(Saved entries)
===

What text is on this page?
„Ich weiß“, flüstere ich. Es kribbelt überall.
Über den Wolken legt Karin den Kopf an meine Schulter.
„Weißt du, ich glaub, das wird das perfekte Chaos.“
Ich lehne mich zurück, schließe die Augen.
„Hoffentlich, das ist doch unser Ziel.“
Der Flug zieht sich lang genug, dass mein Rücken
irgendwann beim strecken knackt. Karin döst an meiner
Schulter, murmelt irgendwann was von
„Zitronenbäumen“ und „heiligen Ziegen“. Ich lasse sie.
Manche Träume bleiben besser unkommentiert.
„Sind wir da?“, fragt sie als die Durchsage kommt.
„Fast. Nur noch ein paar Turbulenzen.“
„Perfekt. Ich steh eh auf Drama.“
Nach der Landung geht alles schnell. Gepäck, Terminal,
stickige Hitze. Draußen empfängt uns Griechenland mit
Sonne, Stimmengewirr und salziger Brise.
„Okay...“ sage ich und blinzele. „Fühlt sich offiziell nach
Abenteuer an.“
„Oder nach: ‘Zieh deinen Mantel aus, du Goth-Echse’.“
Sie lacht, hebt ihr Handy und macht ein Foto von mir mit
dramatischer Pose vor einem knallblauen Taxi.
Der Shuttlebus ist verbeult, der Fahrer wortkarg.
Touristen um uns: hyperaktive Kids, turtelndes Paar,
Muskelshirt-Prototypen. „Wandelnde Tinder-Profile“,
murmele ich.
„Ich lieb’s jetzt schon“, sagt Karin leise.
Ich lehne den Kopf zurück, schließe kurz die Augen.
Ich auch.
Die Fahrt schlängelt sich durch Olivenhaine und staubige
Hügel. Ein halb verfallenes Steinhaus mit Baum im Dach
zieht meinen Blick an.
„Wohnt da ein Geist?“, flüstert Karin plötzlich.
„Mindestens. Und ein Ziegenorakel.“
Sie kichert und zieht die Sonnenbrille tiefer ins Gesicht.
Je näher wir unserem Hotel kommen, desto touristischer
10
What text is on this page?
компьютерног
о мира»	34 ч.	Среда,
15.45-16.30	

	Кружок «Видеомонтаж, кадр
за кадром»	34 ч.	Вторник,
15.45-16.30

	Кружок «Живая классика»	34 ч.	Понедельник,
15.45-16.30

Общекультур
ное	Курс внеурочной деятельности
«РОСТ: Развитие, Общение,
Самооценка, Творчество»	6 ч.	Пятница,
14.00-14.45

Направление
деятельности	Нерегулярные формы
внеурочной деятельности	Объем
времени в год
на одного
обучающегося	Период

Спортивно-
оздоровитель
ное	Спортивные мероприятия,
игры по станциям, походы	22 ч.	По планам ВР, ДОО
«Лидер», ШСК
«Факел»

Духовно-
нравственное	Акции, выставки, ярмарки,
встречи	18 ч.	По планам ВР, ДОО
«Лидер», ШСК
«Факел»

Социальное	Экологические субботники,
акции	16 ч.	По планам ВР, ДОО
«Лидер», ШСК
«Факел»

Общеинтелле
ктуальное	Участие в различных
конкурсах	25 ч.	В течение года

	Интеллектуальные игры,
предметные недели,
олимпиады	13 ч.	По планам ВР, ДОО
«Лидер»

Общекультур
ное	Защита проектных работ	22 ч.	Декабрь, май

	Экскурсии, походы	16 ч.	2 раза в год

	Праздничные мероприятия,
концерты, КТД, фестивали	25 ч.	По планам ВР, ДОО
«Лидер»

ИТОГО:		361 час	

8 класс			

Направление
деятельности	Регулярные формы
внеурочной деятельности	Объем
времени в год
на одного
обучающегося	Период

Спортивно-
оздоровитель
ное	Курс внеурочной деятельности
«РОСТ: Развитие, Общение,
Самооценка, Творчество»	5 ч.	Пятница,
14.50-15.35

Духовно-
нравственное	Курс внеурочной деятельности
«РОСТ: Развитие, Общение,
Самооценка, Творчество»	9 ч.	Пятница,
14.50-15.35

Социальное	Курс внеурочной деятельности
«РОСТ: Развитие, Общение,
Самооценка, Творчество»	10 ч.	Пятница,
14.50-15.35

===

- CHALLENGE -
Extract each record, keeping it identical to the original.

- RESPONSE -
What text is on this page?
„Ich weiß“, flüstere ich. Es kribbelt überall.
Über den Wolken legt Karin den Kopf an meine Schulter.
„Weißt du, ich glaub, das wird das perfekte Chaos.“
Ich lehne mich zurück, schließe die Augen.
„Hoffentlich, das ist doch unser Ziel.“
Der Flug zieht sich lang genug, dass mein Rücken
irgendwann beim strecken knackt. Karin döst an meiner
Schulter, murmelt irgendwann was von
„Zitronenbäumen“ und „heiligen Ziegen“. Ich lasse sie.
Manche Träume bleiben besser unkommentiert.
„Sind wir da?“, fragt sie als die Durchsage kommt.
„Fast. Nur noch ein paar Turbulenzen.“
„Perfekt. Ich steh eh auf Drama.“
Nach der Landung geht alles schnell. Gepäck, Terminal,
stickige Hitze. Draußen empfängt uns Griechenland mit
Sonne, Stimmengewirr und salziger Brise.
„Okay...“ sage ich und blinzele. „Fühlt sich offiziell nach
Abenteuer an.“
„Oder nach: ‘Zieh deinen Mantel aus, du Goth-Echse’.“
Sie lacht, hebt ihr Handy und macht ein Foto von mir mit
dramatischer Pose vor einem knallblauen Taxi.
Der Shuttlebus ist verbeult, der Fahrer wortkarg.
Touristen um uns: hyperaktive Kids, turtelndes Paar,
Muskelshirt-Prototypen. „Wandelnde Tinder-Profile“,
murmele ich.
„Ich lieb’s jetzt schon“, sagt Karin leise.
Ich lehne den Kopf zurück, schließe kurz die Augen.
Ich auch.
Die Fahrt schlängelt sich durch Olivenhaine und staubige
Hügel. Ein halb verfallenes Steinhaus mit Baum im Dach
zieht meinen Blick an.
„Wohnt da ein Geist?“, flüstert Karin plötzlich.
„Mindestens. Und ein Ziegenorakel.“
Sie kichert und zieht die Sonnenbrille tiefer ins Gesicht.
Je näher wir unserem Hotel kommen, desto touristischer
10
What text is on this page?
компьютерног
о мира»	34 ч.	Среда,
15.45-16.30	

	Кружок «Видеомонтаж, кадр
за кадром»	34 ч.	Вторник,
15.45-16.30

	Кружок «Живая классика»	34 ч.	Понедельник,
15.45-16.30

Общекультур
ное	Курс внеурочной деятельности
«РОСТ: Развитие, Общение,
Самооценка, Творчество»	6 ч.	Пятница,
14.00-14.45

Направление
деятельности	Нерегулярные формы
внеурочной деятельности	Объем
времени в год
на одного
обучающегося	Период

Спортивно-
оздоровитель
ное	Спортивные мероприятия,
игры по станциям, походы	22 ч.	По планам ВР, ДОО
«Лидер», ШСК
«Факел»

Духовно-
нравственное	Акции, выставки, ярмарки,
встречи	18 ч.	По планам ВР, ДОО
«Лидер», ШСК
«Факел»

Социальное	Экологические субботники,
акции	16 ч.	По планам ВР, ДОО
«Лидер», ШСК
«Факел»

Общеинтелле
ктуальное	Участие в различных
конкурсах	25 ч.	В течение года

	Интеллектуальные игры,
предметные недели,
олимпиады	13 ч.	По планам ВР, ДОО
«Лидер»

Общекультур
ное	Защита проектных работ	22 ч.	Декабрь, май

	Экскурсии, походы	16 ч.	2 раза в год

	Праздничные мероприятия,
концерты, КТД, фестивали	25 ч.	По планам ВР, ДОО
«Лидер»

ИТОГО:		361 час	

8 класс			

Направление
деятельности	Регулярные формы
внеурочной деятельности	Объем
времени в год
на одного
обучающегося	Период

Спортивно-
оздоровитель
ное	Курс внеурочной деятельности
«РОСТ: Развитие, Общение,
Самооценка, Творчество»	5 ч.	Пятница,
14.50-15.35

Духовно-
нравственное	Курс внеурочной деятельности
«РОСТ: Развитие, Общение,
Самооценка, Творчество»	9 ч.	Пятница,
14.50-15.35

Социальное	Курс внеурочной деятельности
«РОСТ: Развитие, Общение,
Самооценка, Творчество»	10 ч.	Пятница,
14.50-15.35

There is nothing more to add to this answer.